** START OF Entries provided **

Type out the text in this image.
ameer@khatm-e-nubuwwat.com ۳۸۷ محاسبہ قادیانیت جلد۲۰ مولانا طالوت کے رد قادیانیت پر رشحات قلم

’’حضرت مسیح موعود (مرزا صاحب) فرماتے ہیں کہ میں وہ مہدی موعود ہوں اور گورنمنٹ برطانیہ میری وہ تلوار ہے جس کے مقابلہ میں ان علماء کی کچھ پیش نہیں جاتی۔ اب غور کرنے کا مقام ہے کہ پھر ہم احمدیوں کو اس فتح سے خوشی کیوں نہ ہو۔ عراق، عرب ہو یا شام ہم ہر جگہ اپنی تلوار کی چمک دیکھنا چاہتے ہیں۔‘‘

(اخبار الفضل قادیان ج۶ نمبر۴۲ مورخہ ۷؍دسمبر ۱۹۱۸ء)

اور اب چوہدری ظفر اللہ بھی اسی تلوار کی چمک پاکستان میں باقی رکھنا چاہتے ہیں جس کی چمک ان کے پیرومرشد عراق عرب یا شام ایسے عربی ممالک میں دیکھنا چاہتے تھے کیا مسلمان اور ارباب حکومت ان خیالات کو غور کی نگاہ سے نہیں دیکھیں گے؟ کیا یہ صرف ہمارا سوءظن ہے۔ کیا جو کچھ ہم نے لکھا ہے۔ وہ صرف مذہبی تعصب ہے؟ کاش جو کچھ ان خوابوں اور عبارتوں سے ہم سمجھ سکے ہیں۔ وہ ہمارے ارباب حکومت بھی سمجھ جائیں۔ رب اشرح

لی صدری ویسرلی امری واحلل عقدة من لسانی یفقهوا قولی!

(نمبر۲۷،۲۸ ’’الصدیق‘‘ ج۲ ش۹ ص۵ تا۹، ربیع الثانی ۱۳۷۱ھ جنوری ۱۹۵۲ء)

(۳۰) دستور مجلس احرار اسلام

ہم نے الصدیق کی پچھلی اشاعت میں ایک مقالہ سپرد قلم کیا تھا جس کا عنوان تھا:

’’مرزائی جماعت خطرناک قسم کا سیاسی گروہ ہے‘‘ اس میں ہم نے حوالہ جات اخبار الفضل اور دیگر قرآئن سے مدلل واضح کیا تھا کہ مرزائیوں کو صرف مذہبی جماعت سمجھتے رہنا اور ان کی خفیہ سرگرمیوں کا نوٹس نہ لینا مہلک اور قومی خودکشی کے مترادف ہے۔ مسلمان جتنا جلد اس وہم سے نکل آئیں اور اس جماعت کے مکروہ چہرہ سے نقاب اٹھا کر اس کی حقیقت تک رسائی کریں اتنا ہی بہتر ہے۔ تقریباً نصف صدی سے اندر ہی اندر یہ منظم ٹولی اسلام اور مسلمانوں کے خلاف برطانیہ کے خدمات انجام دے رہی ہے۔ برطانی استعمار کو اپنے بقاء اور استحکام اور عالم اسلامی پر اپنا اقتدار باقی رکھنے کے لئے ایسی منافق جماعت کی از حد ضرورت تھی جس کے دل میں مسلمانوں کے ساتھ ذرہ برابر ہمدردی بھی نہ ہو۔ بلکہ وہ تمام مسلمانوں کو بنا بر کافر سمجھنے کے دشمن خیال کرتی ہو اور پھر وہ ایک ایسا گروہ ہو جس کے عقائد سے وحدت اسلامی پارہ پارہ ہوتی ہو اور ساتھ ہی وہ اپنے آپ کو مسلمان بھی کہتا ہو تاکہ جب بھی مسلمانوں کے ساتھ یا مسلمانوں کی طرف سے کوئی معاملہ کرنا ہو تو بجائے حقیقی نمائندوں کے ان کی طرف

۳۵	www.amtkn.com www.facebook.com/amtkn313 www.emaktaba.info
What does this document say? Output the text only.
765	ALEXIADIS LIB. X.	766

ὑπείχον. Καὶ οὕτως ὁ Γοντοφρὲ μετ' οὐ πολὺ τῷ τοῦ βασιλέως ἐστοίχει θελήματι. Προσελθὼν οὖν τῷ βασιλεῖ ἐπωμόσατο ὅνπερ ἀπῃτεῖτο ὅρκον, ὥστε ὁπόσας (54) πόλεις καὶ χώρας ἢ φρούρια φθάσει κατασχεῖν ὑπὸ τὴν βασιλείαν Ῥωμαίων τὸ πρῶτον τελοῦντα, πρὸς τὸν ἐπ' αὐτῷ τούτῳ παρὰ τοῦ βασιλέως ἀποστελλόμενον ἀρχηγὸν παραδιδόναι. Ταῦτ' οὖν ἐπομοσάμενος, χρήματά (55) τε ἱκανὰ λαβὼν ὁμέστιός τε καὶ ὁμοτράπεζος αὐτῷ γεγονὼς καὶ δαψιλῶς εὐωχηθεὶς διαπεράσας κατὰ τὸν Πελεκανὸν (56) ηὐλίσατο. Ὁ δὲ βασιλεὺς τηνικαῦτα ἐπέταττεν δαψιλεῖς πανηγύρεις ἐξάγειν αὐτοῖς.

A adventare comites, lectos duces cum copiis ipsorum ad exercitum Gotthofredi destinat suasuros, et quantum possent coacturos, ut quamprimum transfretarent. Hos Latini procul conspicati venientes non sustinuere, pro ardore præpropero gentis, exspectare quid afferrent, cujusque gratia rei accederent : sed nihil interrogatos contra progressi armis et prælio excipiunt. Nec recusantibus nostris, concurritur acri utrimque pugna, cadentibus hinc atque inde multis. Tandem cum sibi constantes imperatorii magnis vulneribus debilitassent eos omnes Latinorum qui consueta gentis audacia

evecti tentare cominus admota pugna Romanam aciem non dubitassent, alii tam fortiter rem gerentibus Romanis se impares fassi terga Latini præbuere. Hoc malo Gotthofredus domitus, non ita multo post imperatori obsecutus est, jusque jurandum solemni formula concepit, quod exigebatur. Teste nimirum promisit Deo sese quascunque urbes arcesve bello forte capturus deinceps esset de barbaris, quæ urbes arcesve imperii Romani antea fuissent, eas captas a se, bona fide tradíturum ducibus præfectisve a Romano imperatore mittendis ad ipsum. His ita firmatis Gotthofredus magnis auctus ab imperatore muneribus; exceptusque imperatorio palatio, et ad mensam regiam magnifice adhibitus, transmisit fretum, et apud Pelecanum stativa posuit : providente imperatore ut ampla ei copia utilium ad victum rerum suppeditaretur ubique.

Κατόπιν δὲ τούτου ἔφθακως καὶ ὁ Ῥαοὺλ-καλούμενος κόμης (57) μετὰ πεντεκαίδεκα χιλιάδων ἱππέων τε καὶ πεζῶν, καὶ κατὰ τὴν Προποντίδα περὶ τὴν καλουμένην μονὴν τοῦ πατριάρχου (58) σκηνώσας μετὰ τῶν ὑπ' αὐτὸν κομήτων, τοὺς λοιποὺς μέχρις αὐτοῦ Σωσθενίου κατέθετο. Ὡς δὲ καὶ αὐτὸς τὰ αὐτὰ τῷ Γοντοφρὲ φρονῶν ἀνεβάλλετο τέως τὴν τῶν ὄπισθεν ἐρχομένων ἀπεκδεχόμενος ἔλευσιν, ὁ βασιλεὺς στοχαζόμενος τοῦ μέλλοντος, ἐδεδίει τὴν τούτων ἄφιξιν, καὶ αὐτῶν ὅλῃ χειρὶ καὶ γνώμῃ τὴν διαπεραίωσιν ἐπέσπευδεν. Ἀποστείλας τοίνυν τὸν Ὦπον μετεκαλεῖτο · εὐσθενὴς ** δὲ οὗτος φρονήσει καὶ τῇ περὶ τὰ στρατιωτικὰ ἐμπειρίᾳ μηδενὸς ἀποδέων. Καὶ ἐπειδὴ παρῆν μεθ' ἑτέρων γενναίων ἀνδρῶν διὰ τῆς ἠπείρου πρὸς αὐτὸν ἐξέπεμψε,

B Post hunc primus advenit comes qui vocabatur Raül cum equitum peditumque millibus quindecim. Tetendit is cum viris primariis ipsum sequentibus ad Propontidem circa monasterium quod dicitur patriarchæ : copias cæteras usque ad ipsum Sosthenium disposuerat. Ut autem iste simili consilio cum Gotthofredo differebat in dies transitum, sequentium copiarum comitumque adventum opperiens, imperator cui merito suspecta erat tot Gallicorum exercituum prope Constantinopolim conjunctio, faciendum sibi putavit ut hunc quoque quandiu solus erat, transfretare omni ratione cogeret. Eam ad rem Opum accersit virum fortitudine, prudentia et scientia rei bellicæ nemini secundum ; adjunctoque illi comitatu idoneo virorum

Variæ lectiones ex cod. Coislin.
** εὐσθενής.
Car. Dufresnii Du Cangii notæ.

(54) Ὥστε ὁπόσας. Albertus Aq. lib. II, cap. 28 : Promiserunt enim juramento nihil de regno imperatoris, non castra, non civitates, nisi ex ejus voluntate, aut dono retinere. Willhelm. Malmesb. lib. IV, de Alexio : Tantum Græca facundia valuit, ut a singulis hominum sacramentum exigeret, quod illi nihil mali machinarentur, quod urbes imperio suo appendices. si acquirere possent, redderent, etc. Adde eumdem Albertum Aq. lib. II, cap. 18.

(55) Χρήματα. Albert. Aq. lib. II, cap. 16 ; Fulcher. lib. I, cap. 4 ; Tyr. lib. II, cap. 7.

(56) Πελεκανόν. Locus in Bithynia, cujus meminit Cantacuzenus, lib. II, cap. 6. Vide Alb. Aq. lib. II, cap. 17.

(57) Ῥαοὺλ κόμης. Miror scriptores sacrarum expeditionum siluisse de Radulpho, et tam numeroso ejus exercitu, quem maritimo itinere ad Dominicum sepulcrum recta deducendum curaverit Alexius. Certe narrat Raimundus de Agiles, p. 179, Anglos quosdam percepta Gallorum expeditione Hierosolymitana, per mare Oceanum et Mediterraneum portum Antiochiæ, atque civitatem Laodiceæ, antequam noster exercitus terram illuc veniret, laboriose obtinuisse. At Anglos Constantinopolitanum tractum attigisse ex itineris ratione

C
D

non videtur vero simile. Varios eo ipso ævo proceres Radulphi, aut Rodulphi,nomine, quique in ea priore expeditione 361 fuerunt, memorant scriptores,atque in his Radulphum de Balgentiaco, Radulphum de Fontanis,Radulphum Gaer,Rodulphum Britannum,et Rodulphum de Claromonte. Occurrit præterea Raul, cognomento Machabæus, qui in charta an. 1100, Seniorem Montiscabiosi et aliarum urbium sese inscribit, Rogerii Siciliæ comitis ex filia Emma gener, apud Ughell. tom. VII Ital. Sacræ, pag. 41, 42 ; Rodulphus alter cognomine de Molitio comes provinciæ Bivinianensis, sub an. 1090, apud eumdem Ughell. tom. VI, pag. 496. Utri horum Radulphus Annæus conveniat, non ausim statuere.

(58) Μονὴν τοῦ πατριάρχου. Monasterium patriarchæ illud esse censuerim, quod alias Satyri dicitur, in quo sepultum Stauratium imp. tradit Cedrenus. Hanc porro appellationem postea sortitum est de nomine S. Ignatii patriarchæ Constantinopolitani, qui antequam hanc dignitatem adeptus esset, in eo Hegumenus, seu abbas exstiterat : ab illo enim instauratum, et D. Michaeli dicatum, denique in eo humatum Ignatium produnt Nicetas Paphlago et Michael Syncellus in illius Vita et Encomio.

** END OF Entries provided **

### Problem description
Pick out every line above that holds the word "dicitur" and copy it.

### Task response
B Post hunc primus advenit comes qui vocabatur Raül cum equitum peditumque millibus quindecim. Tetendit is cum viris primariis ipsum sequentibus ad Propontidem circa monasterium quod dicitur patriarchæ : copias cæteras usque ad ipsum Sosthenium disposuerat. Ut autem iste simili consilio cum Gotthofredo differebat in dies transitum, sequentium copiarum comitumque adventum opperiens, imperator cui merito suspecta erat tot Gallicorum exercituum prope Constantinopolim conjunctio, faciendum sibi putavit ut hunc quoque quandiu solus erat, transfretare omni ratione cogeret. Eam ad rem Opum accersit virum fortitudine, prudentia et scientia rei bellicæ nemini secundum ; adjunctoque illi comitatu idoneo virorum
(58) Μονὴν τοῦ πατριάρχου. Monasterium patriarchæ illud esse censuerim, quod alias Satyri dicitur, in quo sepultum Stauratium imp. tradit Cedrenus. Hanc porro appellationem postea sortitum est de nomine S. Ignatii patriarchæ Constantinopolitani, qui antequam hanc dignitatem adeptus esset, in eo Hegumenus, seu abbas exstiterat : ab illo enim instauratum, et D. Michaeli dicatum, denique in eo humatum Ignatium produnt Nicetas Paphlago et Michael Syncellus in illius Vita et Encomio.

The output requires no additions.